#### Document segment ####

You'd like to think it's a lot, but it's not.

I thought it would myself, but it has saved me any time at all. At most, maybe 1fps? A quality 4tb SATA Seagate (APM disabled) is just as fast as an SSD. The reason? The i/o isn't the bottleneck, the CPU is. I have a Skylake system with SATA3, using an Asrock boards, so perhaps if you have a non-new system it may help.

I have 16gb RAM, and it doesn't even use 1/10th of it. Photoshop eats it, but that's about it. Even Premiere doesn't care.

The scratch disk aspect may be helped by SSD. I never really hit mine hard, so I'm not affected.

Installing the Adobe software, and using the SSD as the boot/OS/programs drive will vastly help. But that's just general computing to me, not really anything "editing" specific. But net/overall, yeah, SSD as boot/OS/software probably will help your editing.

I have a 1tb Samsung EVO 850. Stay with Samsung, buy from Newegg or Amazon.

hopkins802 03-27-2016 10:52 AM

Thanks. Sounds like it's at least worth a try to get editing programs installed on an SSD. As for scratch, it's very important for Premiere to have a fast drive to cache to, so I think an SSD will help.

#### Data extract ####

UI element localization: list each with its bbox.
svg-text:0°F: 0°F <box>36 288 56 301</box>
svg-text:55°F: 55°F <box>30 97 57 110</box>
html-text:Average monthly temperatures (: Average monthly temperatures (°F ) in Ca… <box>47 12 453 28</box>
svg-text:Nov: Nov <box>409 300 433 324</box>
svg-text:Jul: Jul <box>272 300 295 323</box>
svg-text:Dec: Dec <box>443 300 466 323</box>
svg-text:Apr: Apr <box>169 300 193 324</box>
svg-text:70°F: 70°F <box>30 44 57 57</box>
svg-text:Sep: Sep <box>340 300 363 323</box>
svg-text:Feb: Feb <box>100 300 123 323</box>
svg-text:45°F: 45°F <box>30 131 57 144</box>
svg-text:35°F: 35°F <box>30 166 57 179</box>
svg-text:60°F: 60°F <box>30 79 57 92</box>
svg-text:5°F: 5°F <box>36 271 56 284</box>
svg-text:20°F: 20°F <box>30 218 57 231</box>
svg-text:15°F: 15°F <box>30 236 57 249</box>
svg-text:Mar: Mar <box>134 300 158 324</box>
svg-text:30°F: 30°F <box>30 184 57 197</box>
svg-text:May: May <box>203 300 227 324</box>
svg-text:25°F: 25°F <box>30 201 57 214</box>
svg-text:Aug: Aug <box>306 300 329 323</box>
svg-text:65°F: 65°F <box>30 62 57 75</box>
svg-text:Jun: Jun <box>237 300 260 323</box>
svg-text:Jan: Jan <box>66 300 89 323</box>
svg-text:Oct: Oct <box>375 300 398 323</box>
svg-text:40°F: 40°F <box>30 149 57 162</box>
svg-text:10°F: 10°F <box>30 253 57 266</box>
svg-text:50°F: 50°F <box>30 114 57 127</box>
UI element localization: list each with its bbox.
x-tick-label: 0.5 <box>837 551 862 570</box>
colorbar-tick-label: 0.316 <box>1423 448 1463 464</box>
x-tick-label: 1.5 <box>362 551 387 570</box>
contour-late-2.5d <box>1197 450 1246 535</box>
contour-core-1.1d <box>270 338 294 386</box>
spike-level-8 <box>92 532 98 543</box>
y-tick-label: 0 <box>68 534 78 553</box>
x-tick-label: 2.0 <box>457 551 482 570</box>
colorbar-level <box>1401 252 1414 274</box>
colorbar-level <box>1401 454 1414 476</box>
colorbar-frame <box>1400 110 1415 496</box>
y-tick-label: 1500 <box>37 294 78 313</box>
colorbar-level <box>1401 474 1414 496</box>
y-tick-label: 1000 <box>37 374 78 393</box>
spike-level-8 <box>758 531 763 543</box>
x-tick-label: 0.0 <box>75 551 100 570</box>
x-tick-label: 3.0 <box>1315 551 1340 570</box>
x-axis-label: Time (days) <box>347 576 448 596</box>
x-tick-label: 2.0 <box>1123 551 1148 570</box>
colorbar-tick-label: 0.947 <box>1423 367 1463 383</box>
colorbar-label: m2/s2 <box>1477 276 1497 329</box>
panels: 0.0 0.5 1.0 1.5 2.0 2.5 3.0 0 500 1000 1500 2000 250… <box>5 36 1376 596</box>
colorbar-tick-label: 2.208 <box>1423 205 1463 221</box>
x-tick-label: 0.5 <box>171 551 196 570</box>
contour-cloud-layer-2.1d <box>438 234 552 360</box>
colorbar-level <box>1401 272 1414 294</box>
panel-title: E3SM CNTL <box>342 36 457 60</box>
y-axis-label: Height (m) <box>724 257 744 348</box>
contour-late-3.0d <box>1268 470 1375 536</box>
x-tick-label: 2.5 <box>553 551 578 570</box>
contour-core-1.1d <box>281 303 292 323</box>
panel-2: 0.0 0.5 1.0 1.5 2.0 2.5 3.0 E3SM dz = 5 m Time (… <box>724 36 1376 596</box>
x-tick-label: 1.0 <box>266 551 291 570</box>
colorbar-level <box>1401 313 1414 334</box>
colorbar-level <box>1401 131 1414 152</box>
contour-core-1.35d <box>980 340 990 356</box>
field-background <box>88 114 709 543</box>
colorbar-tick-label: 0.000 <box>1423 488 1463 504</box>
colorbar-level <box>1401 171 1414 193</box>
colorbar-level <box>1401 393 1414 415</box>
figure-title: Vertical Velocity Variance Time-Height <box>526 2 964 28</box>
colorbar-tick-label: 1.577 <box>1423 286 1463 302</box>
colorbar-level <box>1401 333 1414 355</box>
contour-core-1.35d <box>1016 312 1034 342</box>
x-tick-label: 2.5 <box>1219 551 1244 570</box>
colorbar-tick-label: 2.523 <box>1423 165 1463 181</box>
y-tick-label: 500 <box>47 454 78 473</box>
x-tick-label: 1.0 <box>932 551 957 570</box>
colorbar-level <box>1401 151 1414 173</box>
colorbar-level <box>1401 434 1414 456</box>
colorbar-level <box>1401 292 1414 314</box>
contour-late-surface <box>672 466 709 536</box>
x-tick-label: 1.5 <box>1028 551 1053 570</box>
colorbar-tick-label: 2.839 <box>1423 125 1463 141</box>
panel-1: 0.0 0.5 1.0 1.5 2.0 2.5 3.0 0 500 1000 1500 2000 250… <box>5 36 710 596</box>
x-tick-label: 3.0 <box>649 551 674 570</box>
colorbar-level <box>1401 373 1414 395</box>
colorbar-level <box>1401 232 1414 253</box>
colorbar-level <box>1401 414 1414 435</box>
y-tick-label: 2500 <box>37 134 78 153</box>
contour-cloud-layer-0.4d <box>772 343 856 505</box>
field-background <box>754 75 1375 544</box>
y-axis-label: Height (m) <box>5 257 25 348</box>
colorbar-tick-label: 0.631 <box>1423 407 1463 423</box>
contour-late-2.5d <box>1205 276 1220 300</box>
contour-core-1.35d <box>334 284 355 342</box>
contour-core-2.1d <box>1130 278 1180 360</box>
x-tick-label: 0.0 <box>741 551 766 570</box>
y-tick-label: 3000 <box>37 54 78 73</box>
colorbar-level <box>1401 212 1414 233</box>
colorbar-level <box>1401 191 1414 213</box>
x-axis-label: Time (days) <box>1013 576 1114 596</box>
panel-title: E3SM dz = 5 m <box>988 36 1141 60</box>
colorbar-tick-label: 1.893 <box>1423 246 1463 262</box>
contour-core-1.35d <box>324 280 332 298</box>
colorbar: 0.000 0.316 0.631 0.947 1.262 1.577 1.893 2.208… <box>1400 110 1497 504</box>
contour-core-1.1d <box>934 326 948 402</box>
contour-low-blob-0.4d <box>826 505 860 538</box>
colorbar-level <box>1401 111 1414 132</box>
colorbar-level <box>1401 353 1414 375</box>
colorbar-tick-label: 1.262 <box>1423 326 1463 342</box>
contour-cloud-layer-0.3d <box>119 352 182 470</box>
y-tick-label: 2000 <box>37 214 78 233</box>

####

- _Tasks to complete_
(1) Translate this sentence from the forum post on SSDs for editing into Spanish: "As for scratch, it's very important for Premiere to have a fast drive to cache to, so I think an SSD will help."
(2) Duplicate the stretch of the forum post on SSDs for editing from "I thought it" through "help your editing.".

- _Answers_
(1) En cuanto al disco temporal, es muy importante que Premiere tenga una unidad rápida donde guardar la caché, así que creo que un SSD ayudará.

(2)
I thought it would myself, but it has saved me any time at all. At most, maybe 1fps? A quality 4tb SATA Seagate (APM disabled) is just as fast as an SSD. The reason? The i/o isn't the bottleneck, the CPU is. I have a Skylake system with SATA3, using an Asrock boards, so perhaps if you have a non-new system it may help.

I have 16gb RAM, and it doesn't even use 1/10th of it. Photoshop eats it, but that's about it. Even Premiere doesn't care.

The scratch disk aspect may be helped by SSD. I never really hit mine hard, so I'm not affected.

Installing the Adobe software, and using the SSD as the boot/OS/programs drive will vastly help. But that's just general computing to me, not really anything "editing" specific. But net/overall, yeah, SSD as boot/OS/software probably will help your editing.